▶ **Supplied entries**
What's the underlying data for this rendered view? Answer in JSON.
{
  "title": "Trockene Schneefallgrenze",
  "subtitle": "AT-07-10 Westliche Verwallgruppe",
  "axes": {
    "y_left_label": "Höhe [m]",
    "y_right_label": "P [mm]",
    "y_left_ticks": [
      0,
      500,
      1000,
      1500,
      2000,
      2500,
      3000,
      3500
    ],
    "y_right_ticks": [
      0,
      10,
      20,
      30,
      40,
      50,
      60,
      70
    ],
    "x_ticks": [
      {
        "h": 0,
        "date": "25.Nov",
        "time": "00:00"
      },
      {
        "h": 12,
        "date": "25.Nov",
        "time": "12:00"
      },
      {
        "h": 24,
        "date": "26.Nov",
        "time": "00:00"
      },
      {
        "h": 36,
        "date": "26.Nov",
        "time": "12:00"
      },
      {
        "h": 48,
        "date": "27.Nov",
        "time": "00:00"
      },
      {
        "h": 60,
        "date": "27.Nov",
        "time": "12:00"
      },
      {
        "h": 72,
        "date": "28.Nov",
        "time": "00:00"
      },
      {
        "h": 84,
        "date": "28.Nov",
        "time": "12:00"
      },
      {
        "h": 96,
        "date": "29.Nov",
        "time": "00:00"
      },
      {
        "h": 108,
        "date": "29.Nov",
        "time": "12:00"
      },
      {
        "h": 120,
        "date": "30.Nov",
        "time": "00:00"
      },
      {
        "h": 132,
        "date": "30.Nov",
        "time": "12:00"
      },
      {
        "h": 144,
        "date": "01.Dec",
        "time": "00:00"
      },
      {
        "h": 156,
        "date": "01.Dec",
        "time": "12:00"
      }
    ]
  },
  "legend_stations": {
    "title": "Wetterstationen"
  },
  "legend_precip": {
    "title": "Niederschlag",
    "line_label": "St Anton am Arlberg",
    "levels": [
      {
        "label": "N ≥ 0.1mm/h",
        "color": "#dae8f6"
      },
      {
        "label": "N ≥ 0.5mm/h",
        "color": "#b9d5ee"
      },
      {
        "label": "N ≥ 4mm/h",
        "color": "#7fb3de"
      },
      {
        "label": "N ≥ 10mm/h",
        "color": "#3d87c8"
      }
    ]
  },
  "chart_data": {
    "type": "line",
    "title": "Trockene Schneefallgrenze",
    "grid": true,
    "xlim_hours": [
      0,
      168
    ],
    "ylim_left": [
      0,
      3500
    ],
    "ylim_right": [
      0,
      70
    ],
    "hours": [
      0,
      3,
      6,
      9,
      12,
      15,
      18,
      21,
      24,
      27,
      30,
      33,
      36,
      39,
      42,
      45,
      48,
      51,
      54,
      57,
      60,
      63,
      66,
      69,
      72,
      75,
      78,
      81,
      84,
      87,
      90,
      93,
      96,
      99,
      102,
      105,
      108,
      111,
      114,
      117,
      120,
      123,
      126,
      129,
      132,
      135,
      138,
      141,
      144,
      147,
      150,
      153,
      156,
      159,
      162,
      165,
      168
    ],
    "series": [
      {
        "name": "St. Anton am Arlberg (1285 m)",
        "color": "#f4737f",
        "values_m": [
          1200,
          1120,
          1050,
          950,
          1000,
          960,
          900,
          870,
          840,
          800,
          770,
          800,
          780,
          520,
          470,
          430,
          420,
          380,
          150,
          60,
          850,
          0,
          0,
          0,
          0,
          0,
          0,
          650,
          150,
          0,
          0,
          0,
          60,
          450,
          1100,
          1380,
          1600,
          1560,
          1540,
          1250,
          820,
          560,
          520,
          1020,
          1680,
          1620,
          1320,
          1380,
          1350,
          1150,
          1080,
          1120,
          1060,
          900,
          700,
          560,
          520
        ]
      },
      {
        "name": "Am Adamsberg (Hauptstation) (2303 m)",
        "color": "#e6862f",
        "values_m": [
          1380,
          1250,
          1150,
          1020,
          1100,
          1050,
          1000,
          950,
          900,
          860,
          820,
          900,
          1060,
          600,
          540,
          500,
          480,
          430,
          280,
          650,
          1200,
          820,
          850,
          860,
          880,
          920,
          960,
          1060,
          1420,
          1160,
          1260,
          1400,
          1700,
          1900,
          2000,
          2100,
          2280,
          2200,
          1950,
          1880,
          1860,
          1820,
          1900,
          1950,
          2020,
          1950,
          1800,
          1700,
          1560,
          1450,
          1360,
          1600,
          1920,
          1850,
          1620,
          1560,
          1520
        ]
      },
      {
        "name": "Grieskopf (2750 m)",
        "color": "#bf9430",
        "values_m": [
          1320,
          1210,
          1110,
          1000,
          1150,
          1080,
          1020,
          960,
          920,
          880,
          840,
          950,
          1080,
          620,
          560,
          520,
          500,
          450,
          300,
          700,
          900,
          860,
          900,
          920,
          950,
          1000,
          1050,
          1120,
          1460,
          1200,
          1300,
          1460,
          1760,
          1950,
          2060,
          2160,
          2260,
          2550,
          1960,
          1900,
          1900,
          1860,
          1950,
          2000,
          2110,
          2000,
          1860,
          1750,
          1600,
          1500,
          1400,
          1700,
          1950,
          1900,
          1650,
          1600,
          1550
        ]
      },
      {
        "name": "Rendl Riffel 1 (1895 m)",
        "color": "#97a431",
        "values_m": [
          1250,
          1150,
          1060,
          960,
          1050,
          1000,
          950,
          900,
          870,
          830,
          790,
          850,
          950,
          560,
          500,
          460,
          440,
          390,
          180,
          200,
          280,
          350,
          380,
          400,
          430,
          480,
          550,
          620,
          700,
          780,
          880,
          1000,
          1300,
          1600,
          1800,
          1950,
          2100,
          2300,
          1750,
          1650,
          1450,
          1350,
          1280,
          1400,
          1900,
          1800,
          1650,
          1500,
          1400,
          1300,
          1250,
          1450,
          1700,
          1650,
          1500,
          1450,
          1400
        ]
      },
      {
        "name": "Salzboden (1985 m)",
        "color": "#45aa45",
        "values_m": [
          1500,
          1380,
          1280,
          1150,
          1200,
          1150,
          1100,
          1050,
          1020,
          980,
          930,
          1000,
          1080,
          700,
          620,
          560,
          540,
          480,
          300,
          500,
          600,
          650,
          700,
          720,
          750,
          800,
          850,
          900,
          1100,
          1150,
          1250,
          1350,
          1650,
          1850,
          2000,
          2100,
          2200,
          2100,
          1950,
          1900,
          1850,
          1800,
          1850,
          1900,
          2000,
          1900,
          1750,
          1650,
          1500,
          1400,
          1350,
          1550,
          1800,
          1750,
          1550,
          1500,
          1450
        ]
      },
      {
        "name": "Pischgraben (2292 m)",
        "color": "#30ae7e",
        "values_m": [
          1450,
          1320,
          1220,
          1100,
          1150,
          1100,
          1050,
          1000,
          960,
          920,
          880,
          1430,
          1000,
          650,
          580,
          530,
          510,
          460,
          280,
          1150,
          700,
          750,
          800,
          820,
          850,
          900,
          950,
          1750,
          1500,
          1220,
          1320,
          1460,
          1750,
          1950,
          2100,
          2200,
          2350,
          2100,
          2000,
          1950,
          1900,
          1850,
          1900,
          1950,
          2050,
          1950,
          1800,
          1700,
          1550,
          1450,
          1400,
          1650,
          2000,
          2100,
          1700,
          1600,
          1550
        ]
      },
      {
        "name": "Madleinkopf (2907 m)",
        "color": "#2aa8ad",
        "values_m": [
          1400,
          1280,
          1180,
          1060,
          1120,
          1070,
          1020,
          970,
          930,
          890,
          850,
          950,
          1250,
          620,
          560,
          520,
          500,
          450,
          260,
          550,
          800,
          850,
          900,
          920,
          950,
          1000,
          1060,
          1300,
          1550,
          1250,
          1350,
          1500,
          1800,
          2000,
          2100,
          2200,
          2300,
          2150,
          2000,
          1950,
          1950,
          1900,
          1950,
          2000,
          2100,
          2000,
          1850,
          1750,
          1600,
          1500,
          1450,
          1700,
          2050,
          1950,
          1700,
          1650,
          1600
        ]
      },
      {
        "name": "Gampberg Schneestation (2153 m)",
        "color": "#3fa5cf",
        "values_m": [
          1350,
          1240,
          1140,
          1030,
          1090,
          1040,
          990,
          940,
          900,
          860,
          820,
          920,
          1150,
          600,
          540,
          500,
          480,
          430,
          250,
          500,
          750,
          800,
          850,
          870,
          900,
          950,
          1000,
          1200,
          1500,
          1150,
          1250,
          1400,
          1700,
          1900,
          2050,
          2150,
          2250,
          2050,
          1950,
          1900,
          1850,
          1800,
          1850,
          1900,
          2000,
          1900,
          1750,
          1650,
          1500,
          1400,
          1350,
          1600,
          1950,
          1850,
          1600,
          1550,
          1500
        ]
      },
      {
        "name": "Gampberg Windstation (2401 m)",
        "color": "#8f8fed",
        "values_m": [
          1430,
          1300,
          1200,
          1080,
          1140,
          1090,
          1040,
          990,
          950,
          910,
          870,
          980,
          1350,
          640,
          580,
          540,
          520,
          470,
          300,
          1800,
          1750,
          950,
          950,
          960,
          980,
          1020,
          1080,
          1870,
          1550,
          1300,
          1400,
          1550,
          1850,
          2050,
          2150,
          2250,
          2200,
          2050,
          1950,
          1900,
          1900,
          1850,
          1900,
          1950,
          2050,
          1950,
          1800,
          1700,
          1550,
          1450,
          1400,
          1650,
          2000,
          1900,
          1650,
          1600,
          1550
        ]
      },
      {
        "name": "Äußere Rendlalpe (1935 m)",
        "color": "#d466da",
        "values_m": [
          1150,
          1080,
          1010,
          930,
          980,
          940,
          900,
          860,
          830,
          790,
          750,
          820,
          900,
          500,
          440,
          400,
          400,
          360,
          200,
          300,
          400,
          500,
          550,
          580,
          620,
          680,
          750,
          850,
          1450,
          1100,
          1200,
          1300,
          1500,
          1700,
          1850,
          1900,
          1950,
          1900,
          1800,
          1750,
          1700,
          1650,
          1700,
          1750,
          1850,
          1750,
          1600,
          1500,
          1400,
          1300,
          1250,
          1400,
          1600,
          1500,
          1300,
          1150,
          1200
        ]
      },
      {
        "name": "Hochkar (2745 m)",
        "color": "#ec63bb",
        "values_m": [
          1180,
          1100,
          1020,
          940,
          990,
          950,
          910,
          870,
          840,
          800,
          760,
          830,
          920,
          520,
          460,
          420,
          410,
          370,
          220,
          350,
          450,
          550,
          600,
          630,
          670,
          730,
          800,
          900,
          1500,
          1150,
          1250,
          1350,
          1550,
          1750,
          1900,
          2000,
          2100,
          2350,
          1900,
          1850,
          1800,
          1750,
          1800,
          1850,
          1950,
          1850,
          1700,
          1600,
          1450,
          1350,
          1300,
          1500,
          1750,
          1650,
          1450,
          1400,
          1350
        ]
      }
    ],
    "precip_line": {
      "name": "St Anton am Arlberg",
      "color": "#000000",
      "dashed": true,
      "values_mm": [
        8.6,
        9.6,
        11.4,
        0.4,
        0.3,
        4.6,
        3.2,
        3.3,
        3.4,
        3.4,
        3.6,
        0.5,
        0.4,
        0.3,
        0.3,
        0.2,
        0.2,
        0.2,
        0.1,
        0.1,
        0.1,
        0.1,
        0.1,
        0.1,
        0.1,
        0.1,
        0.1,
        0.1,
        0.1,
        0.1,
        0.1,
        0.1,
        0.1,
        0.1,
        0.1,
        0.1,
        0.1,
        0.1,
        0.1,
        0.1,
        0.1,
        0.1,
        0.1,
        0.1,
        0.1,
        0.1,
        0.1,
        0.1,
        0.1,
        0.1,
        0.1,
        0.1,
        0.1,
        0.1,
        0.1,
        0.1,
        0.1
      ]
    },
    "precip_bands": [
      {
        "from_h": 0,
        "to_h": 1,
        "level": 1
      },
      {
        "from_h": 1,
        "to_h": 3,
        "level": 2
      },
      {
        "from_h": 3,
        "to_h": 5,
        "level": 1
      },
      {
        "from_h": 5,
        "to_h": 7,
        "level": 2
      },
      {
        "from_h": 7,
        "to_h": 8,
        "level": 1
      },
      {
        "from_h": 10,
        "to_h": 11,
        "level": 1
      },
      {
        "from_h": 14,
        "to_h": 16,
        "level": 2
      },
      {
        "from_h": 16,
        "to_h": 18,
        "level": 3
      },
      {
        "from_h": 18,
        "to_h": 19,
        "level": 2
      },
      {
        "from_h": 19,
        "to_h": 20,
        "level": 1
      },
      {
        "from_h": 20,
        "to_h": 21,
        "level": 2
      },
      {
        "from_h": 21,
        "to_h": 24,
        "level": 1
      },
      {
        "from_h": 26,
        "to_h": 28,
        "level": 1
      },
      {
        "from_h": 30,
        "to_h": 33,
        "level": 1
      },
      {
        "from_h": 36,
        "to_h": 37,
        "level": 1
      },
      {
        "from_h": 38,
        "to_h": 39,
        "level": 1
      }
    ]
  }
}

▶ **Problem**
Copy each line of the records above that carries the word "Arlberg".

▶ **Task answer**
    "line_label": "St Anton am Arlberg",
        "name": "St. Anton am Arlberg (1285 m)",
      "name": "St Anton am Arlberg",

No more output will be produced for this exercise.